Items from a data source
○ ○ ○ ○

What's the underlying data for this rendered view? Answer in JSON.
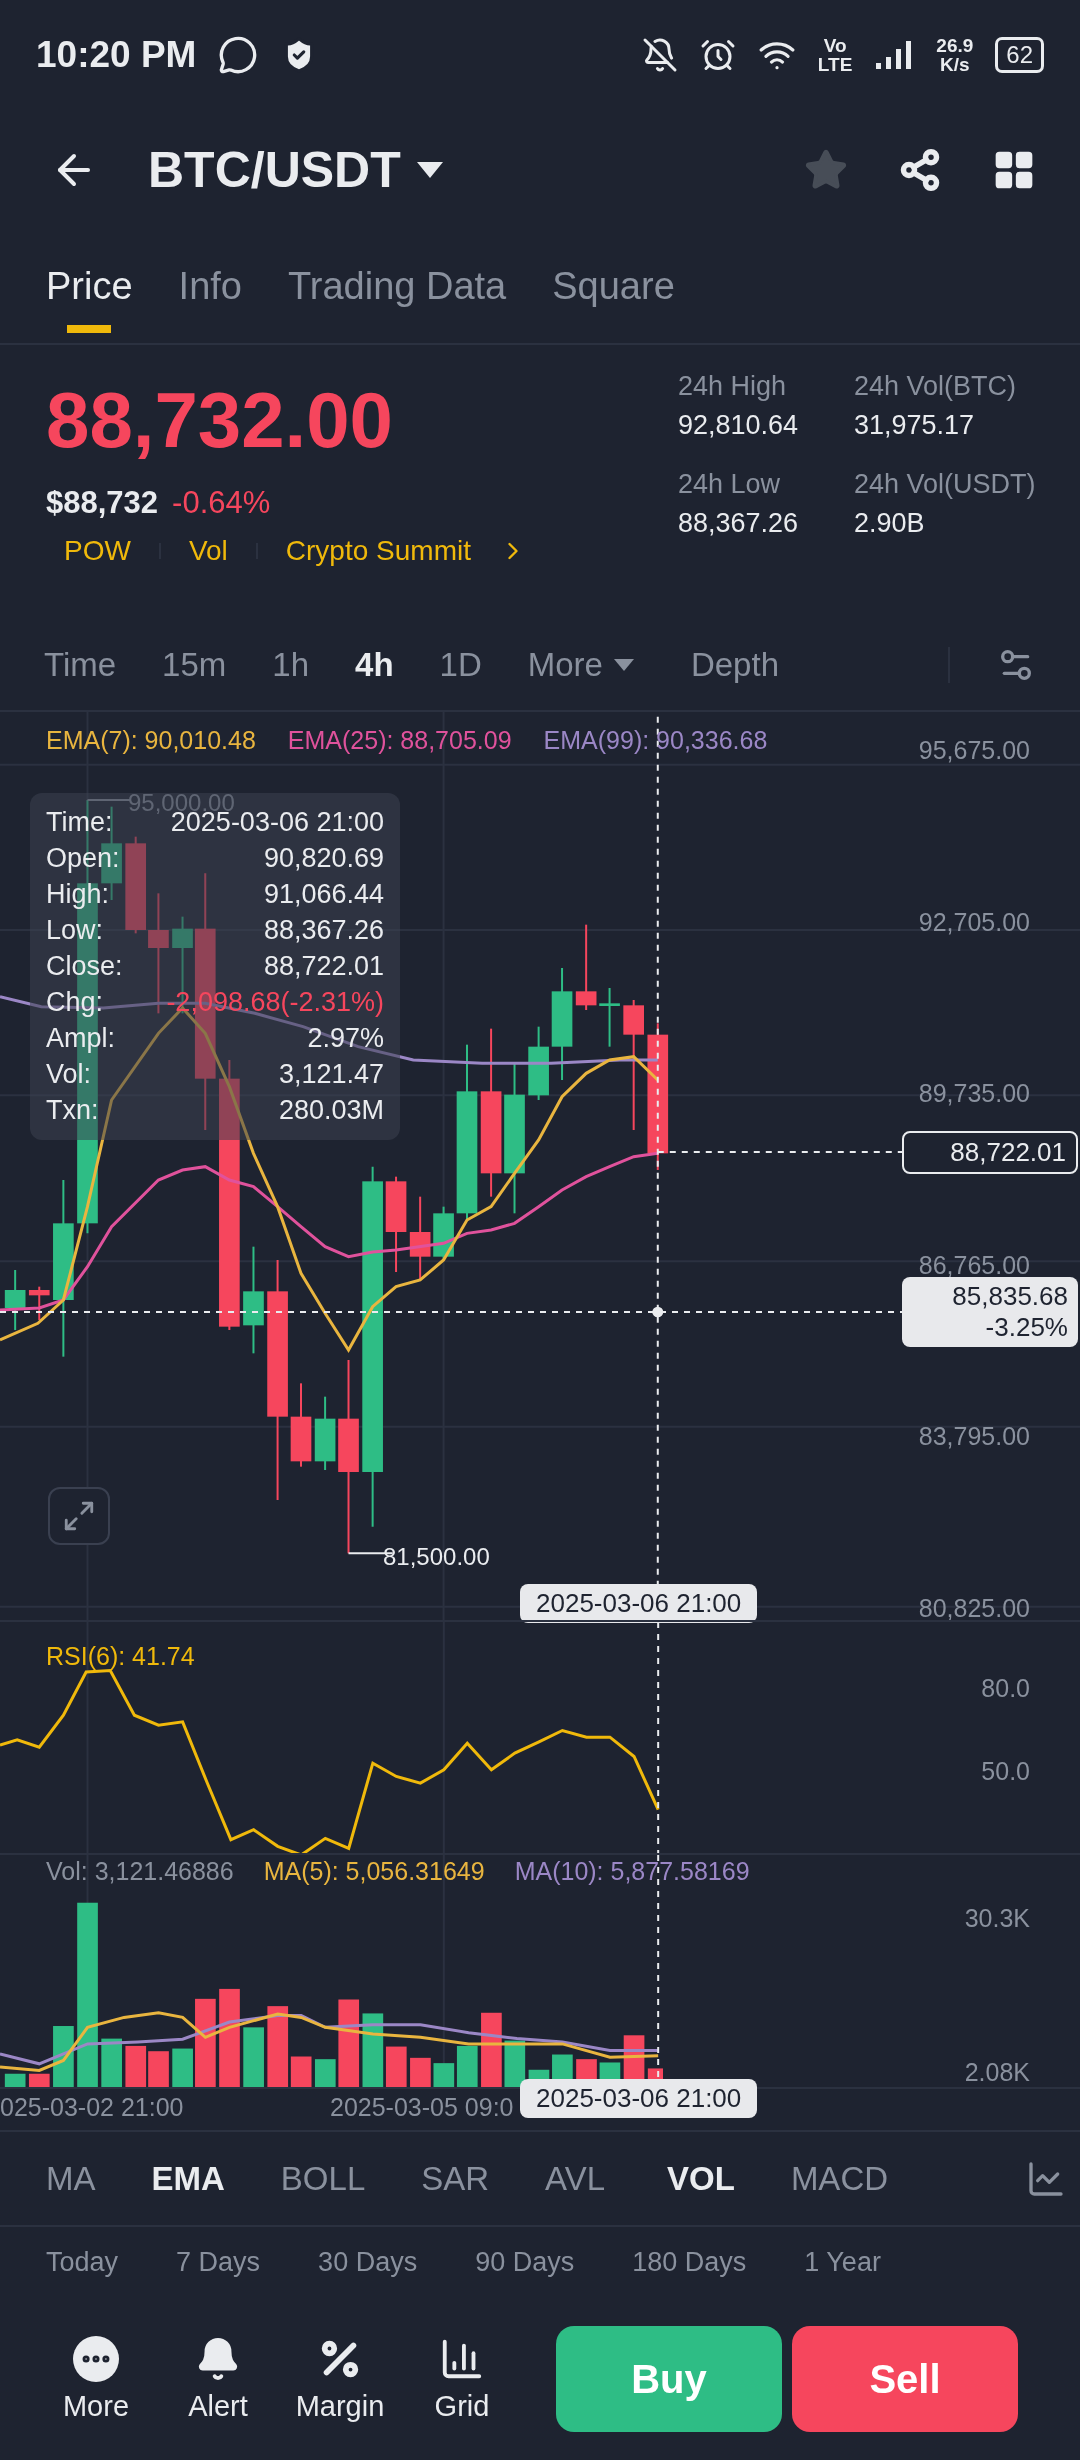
{
  "status_bar": {
    "time": "10:20 PM",
    "network_top": "Vo",
    "network_bottom": "LTE",
    "speed_value": "26.9",
    "speed_unit": "K/s",
    "battery": "62"
  },
  "header": {
    "pair": "BTC/USDT",
    "favorite": false
  },
  "tabs": [
    {
      "label": "Price",
      "selected": true
    },
    {
      "label": "Info",
      "selected": false
    },
    {
      "label": "Trading Data",
      "selected": false
    },
    {
      "label": "Square",
      "selected": false
    }
  ],
  "price": {
    "last": "88,732.00",
    "fiat": "$88,732",
    "change": "-0.64%",
    "tags": [
      "POW",
      "Vol",
      "Crypto Summit"
    ]
  },
  "stats": [
    {
      "label": "24h High",
      "value": "92,810.64"
    },
    {
      "label": "24h Vol(BTC)",
      "value": "31,975.17"
    },
    {
      "label": "24h Low",
      "value": "88,367.26"
    },
    {
      "label": "24h Vol(USDT)",
      "value": "2.90B"
    }
  ],
  "intervals": [
    {
      "label": "Time",
      "kind": "interval",
      "selected": false
    },
    {
      "label": "15m",
      "kind": "interval",
      "selected": false
    },
    {
      "label": "1h",
      "kind": "interval",
      "selected": false
    },
    {
      "label": "4h",
      "kind": "interval",
      "selected": true
    },
    {
      "label": "1D",
      "kind": "interval",
      "selected": false
    },
    {
      "label": "More",
      "kind": "dropdown",
      "selected": false
    },
    {
      "label": "Depth",
      "kind": "view",
      "selected": false
    }
  ],
  "chart": {
    "legend": [
      {
        "label": "EMA(7): 90,010.48",
        "color": "#e9b53f"
      },
      {
        "label": "EMA(25): 88,705.09",
        "color": "#e0529c"
      },
      {
        "label": "EMA(99): 90,336.68",
        "color": "#9b87c6"
      }
    ],
    "y_axis_labels": [
      "95,675.00",
      "92,705.00",
      "89,735.00",
      "86,765.00",
      "83,795.00",
      "80,825.00"
    ],
    "high_marker": "95,000.00",
    "low_marker": "81,500.00",
    "last_price_tag": "88,722.01",
    "crosshair_price": "85,835.68",
    "crosshair_change": "-3.25%",
    "crosshair_time": "2025-03-06 21:00",
    "tooltip": [
      {
        "label": "Time:",
        "value": "2025-03-06 21:00",
        "negative": false
      },
      {
        "label": "Open:",
        "value": "90,820.69",
        "negative": false
      },
      {
        "label": "High:",
        "value": "91,066.44",
        "negative": false
      },
      {
        "label": "Low:",
        "value": "88,367.26",
        "negative": false
      },
      {
        "label": "Close:",
        "value": "88,722.01",
        "negative": false
      },
      {
        "label": "Chg:",
        "value": "-2,098.68(-2.31%)",
        "negative": true
      },
      {
        "label": "Ampl:",
        "value": "2.97%",
        "negative": false
      },
      {
        "label": "Vol:",
        "value": "3,121.47",
        "negative": false
      },
      {
        "label": "Txn:",
        "value": "280.03M",
        "negative": false
      }
    ]
  },
  "rsi": {
    "legend": "RSI(6): 41.74",
    "y_axis_labels": [
      "80.0",
      "50.0"
    ]
  },
  "volume": {
    "legend": [
      {
        "label": "Vol: 3,121.46886",
        "color": "#8a919e"
      },
      {
        "label": "MA(5): 5,056.31649",
        "color": "#e9b53f"
      },
      {
        "label": "MA(10): 5,877.58169",
        "color": "#9b87c6"
      }
    ],
    "y_axis_labels": [
      "30.3K",
      "2.08K"
    ],
    "x_axis_labels": [
      "025-03-02 21:00",
      "2025-03-05 09:0"
    ],
    "crosshair_time": "2025-03-06 21:00"
  },
  "indicators": {
    "main": [
      {
        "label": "MA",
        "selected": false
      },
      {
        "label": "EMA",
        "selected": true
      },
      {
        "label": "BOLL",
        "selected": false
      },
      {
        "label": "SAR",
        "selected": false
      },
      {
        "label": "AVL",
        "selected": false
      }
    ],
    "sub": [
      {
        "label": "VOL",
        "selected": true
      },
      {
        "label": "MACD",
        "selected": false
      }
    ]
  },
  "periods": [
    "Today",
    "7 Days",
    "30 Days",
    "90 Days",
    "180 Days",
    "1 Year"
  ],
  "bottom_bar": {
    "actions": [
      {
        "label": "More",
        "kind": "more"
      },
      {
        "label": "Alert",
        "kind": "alert"
      },
      {
        "label": "Margin",
        "kind": "margin"
      },
      {
        "label": "Grid",
        "kind": "grid"
      }
    ],
    "buy": "Buy",
    "sell": "Sell"
  }
}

○ ○ ○ ○

Identify every line above with the string "view" in it. Copy those lines.

Result →
What's the underlying data for this rendered view? Answer in JSON.
      "kind": "view",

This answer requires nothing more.